● **Problem to work on**:
Pick out every line of the entries below where "Рахматулин" occurs, and copy those lines.

● **Information supplied**:
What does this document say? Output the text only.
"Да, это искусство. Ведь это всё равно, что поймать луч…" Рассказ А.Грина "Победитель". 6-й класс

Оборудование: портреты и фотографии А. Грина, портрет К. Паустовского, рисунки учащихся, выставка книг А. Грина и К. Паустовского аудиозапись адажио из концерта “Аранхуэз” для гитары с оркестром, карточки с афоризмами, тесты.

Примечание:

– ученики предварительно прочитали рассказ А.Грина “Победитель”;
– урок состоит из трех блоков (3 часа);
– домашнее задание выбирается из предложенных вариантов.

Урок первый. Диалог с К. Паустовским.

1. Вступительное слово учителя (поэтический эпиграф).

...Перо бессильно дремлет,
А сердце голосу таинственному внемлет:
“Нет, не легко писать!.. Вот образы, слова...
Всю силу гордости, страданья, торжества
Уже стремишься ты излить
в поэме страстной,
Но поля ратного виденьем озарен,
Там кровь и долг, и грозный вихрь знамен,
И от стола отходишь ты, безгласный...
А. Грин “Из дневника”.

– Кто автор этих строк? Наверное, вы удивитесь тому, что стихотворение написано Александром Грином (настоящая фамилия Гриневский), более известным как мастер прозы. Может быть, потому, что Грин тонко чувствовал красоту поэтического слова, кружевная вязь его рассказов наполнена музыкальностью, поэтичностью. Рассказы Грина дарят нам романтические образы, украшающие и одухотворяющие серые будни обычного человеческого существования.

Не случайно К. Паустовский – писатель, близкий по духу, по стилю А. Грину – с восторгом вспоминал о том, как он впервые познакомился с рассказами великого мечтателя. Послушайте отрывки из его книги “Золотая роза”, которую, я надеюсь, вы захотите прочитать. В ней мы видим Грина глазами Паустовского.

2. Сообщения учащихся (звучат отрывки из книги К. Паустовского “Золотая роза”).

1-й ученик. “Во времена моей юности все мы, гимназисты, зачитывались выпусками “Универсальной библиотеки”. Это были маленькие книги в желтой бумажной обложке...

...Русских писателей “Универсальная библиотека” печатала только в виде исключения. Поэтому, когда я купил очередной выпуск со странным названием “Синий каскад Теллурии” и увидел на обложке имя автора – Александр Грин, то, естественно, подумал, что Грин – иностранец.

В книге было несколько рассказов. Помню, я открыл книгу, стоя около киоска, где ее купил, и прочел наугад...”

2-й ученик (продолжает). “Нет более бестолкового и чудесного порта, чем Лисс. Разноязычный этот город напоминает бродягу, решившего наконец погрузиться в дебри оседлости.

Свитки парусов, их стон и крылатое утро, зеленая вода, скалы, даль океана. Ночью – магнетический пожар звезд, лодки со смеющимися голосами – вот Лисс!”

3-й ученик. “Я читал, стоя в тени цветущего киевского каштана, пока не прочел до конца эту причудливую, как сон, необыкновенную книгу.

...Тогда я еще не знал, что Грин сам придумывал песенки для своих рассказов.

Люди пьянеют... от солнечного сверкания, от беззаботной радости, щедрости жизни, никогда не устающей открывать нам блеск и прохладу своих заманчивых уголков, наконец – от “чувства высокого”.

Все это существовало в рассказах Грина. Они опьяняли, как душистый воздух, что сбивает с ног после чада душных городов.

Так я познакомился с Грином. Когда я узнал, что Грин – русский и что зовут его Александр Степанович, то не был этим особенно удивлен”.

--

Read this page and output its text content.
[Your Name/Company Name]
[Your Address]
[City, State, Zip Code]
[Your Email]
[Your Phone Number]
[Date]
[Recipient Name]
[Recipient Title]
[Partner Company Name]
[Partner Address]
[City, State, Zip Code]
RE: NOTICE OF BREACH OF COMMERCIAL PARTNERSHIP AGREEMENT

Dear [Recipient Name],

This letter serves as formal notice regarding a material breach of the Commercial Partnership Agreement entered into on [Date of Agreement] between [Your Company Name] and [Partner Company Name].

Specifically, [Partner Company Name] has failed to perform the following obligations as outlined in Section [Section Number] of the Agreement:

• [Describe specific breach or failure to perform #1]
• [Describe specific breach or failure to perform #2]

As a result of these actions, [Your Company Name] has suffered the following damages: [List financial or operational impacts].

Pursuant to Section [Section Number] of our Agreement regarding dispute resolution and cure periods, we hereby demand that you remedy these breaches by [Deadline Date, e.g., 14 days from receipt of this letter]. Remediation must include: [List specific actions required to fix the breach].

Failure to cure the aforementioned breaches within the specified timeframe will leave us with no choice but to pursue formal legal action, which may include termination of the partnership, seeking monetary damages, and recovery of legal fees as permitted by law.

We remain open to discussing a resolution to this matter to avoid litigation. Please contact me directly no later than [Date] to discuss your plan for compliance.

---

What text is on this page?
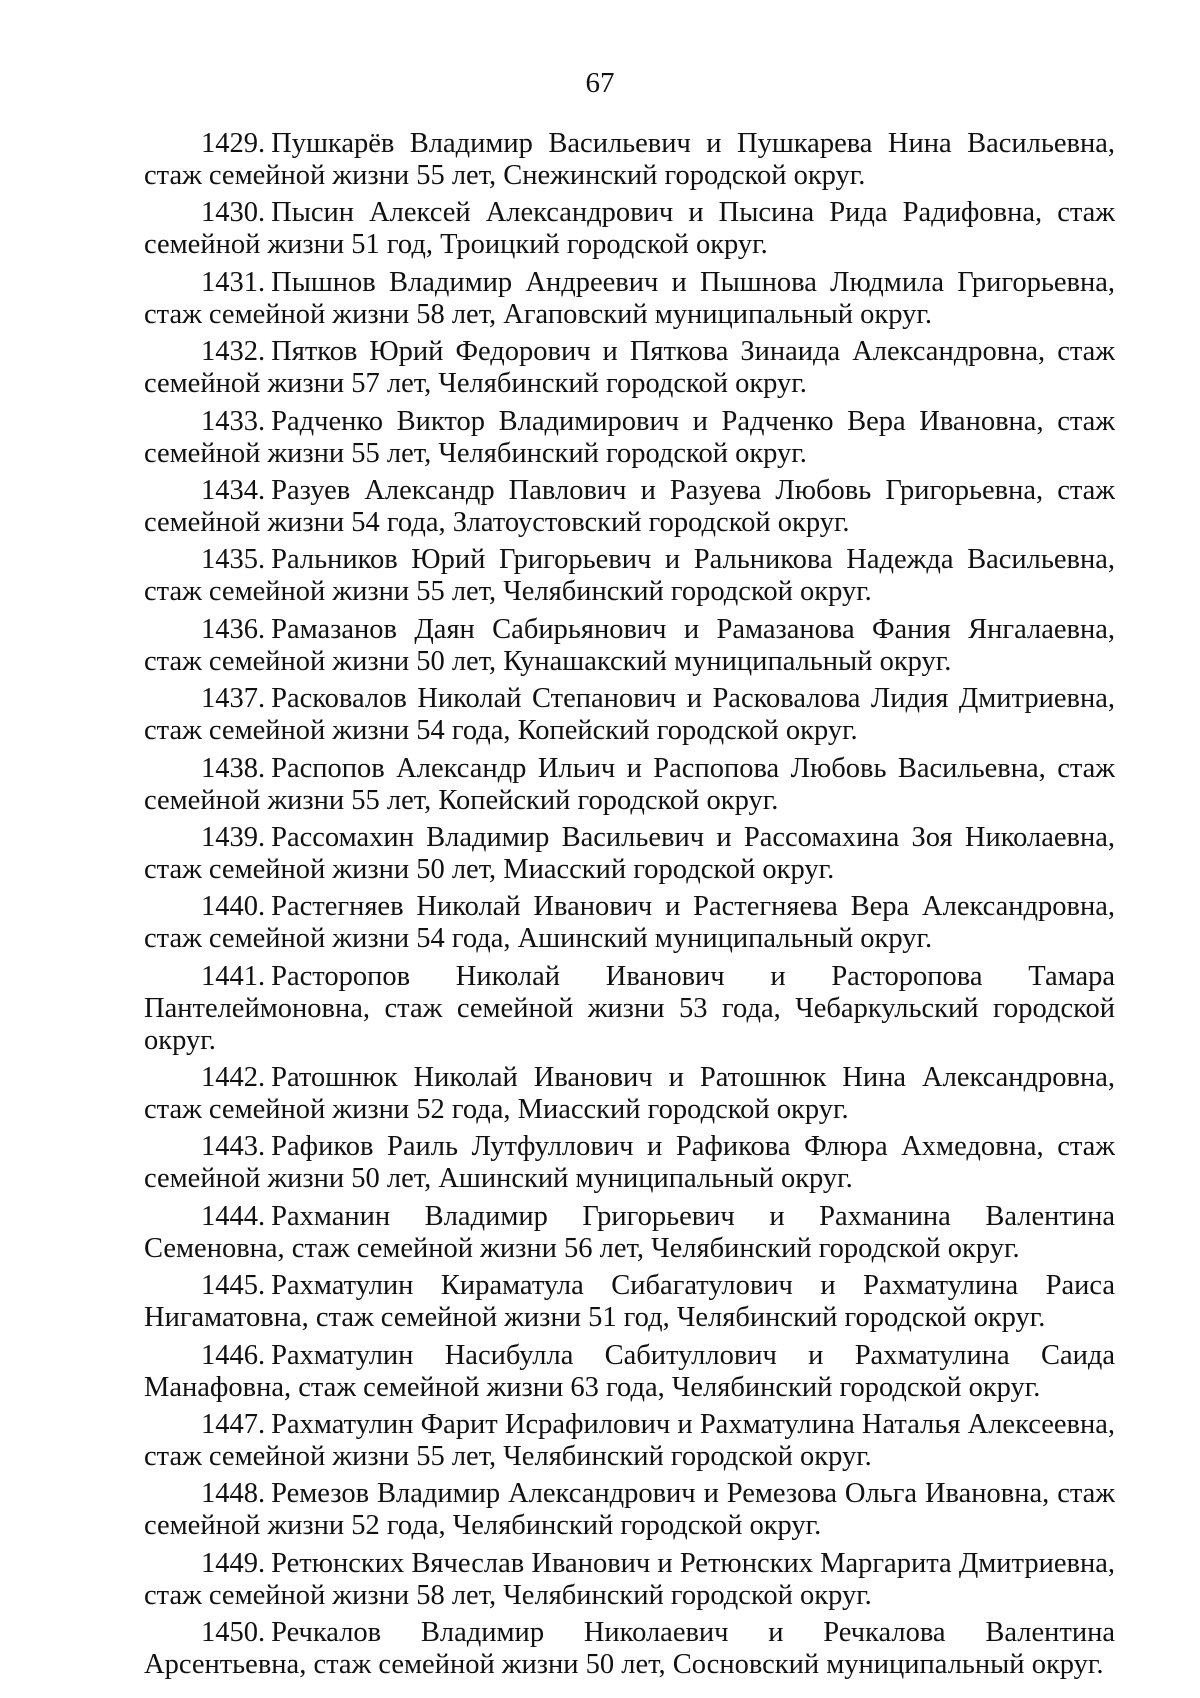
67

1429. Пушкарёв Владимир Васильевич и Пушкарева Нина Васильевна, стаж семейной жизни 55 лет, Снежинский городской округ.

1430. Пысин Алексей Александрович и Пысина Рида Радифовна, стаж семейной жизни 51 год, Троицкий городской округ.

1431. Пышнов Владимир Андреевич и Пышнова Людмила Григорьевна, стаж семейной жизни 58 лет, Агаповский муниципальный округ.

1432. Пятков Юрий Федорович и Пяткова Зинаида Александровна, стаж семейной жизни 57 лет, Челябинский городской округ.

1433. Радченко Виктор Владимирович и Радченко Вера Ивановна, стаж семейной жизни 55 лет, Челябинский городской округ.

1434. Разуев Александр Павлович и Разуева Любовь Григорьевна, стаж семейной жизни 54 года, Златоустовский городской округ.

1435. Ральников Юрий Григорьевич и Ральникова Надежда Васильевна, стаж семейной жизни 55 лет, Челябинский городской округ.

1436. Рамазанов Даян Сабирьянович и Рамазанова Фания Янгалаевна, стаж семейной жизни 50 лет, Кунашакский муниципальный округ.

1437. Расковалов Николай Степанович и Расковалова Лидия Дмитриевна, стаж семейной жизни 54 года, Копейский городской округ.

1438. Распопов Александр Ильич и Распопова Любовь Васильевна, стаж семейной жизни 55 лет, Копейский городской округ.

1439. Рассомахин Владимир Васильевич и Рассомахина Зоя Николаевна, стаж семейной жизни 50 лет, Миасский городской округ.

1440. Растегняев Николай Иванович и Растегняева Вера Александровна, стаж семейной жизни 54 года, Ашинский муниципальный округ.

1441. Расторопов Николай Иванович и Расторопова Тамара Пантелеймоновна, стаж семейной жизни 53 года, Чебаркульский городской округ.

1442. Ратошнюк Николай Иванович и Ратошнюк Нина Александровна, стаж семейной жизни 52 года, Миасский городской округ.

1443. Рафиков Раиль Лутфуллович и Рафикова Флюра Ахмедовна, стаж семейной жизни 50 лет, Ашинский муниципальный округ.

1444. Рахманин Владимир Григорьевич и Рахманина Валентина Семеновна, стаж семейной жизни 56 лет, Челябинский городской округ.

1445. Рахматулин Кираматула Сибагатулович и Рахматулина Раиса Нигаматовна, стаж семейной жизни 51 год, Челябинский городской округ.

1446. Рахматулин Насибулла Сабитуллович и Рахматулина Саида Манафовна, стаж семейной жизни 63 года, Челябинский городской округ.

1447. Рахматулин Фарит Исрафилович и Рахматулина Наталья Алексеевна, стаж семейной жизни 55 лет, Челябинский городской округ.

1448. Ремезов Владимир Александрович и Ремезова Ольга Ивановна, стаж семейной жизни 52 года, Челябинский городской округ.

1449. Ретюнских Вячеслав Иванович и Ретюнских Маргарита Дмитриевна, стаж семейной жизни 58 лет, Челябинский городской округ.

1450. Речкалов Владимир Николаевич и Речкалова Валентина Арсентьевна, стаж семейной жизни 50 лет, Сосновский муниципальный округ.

● **Solution for this exercise**:
1445. Рахматулин Кираматула Сибагатулович и Рахматулина Раиса Нигаматовна, стаж семейной жизни 51 год, Челябинский городской округ.
1446. Рахматулин Насибулла Сабитуллович и Рахматулина Саида Манафовна, стаж семейной жизни 63 года, Челябинский городской округ.
1447. Рахматулин Фарит Исрафилович и Рахматулина Наталья Алексеевна, стаж семейной жизни 55 лет, Челябинский городской округ.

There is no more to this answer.